▸ **WHAT THE TASK ASKS**
From the records, pick out and copy each line containing "xlabel".

▸ **DATA TO PROCESS**
↓

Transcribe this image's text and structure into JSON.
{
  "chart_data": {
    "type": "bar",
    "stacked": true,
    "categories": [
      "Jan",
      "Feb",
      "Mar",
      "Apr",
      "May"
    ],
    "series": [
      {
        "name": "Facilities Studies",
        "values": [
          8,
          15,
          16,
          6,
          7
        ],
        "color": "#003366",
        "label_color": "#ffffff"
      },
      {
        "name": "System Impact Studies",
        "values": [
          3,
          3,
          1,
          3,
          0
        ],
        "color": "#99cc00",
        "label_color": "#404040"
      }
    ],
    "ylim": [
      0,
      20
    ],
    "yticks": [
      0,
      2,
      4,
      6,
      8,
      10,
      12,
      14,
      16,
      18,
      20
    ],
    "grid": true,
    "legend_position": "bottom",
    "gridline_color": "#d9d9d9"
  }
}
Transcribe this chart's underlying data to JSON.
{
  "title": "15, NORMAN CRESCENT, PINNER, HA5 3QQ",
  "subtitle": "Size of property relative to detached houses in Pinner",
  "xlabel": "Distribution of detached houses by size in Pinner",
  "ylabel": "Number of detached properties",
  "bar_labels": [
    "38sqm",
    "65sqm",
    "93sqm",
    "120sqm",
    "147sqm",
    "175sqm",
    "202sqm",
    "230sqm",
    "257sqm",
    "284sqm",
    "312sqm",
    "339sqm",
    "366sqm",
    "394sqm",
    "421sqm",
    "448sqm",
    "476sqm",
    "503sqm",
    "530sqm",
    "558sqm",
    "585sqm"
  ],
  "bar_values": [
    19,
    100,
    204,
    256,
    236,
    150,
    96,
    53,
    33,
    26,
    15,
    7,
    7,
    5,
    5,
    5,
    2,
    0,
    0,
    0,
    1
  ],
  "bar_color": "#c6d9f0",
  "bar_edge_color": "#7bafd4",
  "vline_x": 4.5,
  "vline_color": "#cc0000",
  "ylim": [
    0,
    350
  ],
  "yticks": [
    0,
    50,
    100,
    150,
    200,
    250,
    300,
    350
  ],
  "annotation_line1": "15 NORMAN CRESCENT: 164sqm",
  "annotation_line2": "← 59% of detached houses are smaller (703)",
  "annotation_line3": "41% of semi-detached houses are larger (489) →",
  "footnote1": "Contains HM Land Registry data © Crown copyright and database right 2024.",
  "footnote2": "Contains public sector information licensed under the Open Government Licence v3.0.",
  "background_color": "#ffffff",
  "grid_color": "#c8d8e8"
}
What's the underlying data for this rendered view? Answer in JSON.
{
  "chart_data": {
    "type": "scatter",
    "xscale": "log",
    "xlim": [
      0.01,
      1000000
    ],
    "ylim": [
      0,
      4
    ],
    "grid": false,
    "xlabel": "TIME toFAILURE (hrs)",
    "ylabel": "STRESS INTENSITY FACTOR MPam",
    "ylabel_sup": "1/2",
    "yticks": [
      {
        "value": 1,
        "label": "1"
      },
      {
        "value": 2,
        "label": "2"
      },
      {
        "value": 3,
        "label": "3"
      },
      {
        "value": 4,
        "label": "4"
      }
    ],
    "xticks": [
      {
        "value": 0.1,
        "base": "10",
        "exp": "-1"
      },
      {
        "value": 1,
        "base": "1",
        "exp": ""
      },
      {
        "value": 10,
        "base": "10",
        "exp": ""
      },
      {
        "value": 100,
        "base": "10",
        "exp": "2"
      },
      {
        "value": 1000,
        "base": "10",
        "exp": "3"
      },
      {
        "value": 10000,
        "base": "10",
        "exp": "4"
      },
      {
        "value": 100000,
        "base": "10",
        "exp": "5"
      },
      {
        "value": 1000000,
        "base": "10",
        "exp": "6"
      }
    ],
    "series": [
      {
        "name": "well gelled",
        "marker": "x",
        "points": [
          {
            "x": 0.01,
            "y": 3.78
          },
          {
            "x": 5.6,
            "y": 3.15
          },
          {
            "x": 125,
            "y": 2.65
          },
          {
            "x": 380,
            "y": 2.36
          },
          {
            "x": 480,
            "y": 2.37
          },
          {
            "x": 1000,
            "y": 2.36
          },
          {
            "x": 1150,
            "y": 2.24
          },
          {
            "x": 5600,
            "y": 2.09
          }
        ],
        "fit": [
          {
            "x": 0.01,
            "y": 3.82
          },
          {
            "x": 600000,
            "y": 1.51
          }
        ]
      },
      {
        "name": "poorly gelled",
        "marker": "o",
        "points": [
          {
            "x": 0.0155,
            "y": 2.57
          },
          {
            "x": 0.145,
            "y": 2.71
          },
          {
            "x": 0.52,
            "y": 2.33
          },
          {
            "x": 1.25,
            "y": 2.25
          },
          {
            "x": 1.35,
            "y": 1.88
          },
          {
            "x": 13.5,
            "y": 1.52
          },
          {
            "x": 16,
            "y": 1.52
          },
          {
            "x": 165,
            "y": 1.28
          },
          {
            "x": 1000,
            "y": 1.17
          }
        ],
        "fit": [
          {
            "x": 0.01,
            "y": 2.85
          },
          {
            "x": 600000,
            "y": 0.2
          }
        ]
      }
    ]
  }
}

↑

▸ **FINAL RESULT**
  "xlabel": "Distribution of detached houses by size in Pinner",
    "xlabel": "TIME toFAILURE (hrs)",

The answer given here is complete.